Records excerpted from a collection
-- Begin --
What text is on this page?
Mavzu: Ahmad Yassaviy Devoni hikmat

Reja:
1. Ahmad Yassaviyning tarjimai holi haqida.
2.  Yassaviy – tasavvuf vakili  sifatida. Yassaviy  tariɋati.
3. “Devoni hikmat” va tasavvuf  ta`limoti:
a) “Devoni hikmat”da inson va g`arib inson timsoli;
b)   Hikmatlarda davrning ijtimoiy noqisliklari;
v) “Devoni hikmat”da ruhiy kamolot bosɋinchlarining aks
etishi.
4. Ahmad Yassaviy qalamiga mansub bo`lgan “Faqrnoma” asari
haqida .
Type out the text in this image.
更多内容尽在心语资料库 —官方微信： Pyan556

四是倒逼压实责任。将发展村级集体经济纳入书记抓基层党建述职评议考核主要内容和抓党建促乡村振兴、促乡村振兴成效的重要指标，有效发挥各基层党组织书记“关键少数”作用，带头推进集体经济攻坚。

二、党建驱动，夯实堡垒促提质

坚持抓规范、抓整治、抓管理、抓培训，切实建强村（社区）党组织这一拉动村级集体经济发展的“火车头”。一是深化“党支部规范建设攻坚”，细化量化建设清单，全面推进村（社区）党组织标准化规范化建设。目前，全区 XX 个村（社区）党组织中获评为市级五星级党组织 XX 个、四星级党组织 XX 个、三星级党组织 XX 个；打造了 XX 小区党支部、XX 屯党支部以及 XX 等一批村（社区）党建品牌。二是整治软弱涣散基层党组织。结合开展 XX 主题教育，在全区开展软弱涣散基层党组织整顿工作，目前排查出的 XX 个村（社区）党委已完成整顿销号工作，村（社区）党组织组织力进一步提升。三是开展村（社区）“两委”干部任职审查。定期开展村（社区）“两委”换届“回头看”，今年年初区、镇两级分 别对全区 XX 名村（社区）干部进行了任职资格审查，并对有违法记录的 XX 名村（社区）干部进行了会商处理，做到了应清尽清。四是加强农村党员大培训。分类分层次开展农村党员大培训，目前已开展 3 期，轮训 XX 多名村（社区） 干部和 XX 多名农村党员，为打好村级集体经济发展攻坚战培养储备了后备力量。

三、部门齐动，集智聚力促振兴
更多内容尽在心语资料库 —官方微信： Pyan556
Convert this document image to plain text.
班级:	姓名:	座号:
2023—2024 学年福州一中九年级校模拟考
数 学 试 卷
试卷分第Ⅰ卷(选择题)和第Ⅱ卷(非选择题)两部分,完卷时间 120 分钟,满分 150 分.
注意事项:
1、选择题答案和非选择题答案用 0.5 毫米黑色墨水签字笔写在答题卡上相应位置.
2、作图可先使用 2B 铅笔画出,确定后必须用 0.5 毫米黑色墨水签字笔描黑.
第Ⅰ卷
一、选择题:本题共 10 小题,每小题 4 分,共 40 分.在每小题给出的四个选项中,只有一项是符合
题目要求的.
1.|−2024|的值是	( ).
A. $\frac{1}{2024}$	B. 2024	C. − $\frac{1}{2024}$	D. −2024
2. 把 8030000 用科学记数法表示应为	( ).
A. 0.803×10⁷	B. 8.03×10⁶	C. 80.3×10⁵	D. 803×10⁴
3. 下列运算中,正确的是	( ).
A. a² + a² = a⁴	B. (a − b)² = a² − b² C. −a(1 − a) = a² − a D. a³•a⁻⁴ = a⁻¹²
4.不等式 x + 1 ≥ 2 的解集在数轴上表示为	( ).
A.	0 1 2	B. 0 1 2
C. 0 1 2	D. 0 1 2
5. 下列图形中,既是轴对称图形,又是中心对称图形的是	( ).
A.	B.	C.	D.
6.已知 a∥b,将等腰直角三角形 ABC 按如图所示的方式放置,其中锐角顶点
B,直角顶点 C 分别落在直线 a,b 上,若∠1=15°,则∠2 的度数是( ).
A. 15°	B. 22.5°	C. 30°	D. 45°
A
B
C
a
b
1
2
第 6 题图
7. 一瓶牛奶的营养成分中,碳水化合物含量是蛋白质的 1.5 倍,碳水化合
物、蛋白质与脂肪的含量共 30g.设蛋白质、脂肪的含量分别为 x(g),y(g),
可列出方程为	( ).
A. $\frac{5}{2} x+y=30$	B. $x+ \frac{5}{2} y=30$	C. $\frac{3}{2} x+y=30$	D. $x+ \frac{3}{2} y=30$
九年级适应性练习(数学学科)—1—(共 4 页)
-- End --
From the listing above, copy every line that includes the word "Devoni".

Mavzu: Ahmad Yassaviy Devoni hikmat
3. “Devoni hikmat” va tasavvuf  ta`limoti:
a) “Devoni hikmat”da inson va g`arib inson timsoli;
v) “Devoni hikmat”da ruhiy kamolot bosɋinchlarining aks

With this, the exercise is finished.